#### PROVIDED MATERIAL ####

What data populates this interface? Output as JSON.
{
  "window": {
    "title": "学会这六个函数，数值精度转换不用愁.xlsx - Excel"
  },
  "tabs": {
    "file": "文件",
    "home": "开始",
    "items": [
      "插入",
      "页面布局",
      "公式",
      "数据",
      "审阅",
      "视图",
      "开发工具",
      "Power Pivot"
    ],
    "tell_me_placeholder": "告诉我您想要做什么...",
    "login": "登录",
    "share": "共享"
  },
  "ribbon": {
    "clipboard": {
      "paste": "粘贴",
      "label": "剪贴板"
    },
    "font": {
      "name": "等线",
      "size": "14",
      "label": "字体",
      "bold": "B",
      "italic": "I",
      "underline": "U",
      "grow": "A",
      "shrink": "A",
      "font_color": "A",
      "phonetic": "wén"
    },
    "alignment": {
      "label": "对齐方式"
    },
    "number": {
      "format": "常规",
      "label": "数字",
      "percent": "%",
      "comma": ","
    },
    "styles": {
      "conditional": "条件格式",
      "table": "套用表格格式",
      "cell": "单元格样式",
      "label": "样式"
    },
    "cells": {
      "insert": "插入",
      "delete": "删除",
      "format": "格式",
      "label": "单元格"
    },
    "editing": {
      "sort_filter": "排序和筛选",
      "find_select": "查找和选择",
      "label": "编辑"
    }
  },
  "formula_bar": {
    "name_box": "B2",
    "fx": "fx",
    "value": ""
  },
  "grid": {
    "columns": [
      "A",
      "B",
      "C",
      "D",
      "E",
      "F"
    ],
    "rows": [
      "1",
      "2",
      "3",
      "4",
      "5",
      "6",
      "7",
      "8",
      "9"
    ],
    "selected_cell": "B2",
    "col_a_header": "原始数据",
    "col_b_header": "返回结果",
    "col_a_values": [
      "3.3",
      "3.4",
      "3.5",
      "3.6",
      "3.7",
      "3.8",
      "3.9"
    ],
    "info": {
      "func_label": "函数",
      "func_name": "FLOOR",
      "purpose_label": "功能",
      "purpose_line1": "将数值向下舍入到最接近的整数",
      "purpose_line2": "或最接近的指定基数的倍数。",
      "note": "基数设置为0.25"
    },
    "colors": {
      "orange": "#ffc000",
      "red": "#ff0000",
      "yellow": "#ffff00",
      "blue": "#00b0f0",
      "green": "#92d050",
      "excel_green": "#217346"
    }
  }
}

####

STATED TASK:
Above are the records; copy all of them exactly.

SOLUTION BELOW:
What data populates this interface? Output as JSON.
{
  "window": {
    "title": "学会这六个函数，数值精度转换不用愁.xlsx - Excel"
  },
  "tabs": {
    "file": "文件",
    "home": "开始",
    "items": [
      "插入",
      "页面布局",
      "公式",
      "数据",
      "审阅",
      "视图",
      "开发工具",
      "Power Pivot"
    ],
    "tell_me_placeholder": "告诉我您想要做什么...",
    "login": "登录",
    "share": "共享"
  },
  "ribbon": {
    "clipboard": {
      "paste": "粘贴",
      "label": "剪贴板"
    },
    "font": {
      "name": "等线",
      "size": "14",
      "label": "字体",
      "bold": "B",
      "italic": "I",
      "underline": "U",
      "grow": "A",
      "shrink": "A",
      "font_color": "A",
      "phonetic": "wén"
    },
    "alignment": {
      "label": "对齐方式"
    },
    "number": {
      "format": "常规",
      "label": "数字",
      "percent": "%",
      "comma": ","
    },
    "styles": {
      "conditional": "条件格式",
      "table": "套用表格格式",
      "cell": "单元格样式",
      "label": "样式"
    },
    "cells": {
      "insert": "插入",
      "delete": "删除",
      "format": "格式",
      "label": "单元格"
    },
    "editing": {
      "sort_filter": "排序和筛选",
      "find_select": "查找和选择",
      "label": "编辑"
    }
  },
  "formula_bar": {
    "name_box": "B2",
    "fx": "fx",
    "value": ""
  },
  "grid": {
    "columns": [
      "A",
      "B",
      "C",
      "D",
      "E",
      "F"
    ],
    "rows": [
      "1",
      "2",
      "3",
      "4",
      "5",
      "6",
      "7",
      "8",
      "9"
    ],
    "selected_cell": "B2",
    "col_a_header": "原始数据",
    "col_b_header": "返回结果",
    "col_a_values": [
      "3.3",
      "3.4",
      "3.5",
      "3.6",
      "3.7",
      "3.8",
      "3.9"
    ],
    "info": {
      "func_label": "函数",
      "func_name": "FLOOR",
      "purpose_label": "功能",
      "purpose_line1": "将数值向下舍入到最接近的整数",
      "purpose_line2": "或最接近的指定基数的倍数。",
      "note": "基数设置为0.25"
    },
    "colors": {
      "orange": "#ffc000",
      "red": "#ff0000",
      "yellow": "#ffff00",
      "blue": "#00b0f0",
      "green": "#92d050",
      "excel_green": "#217346"
    }
  }
}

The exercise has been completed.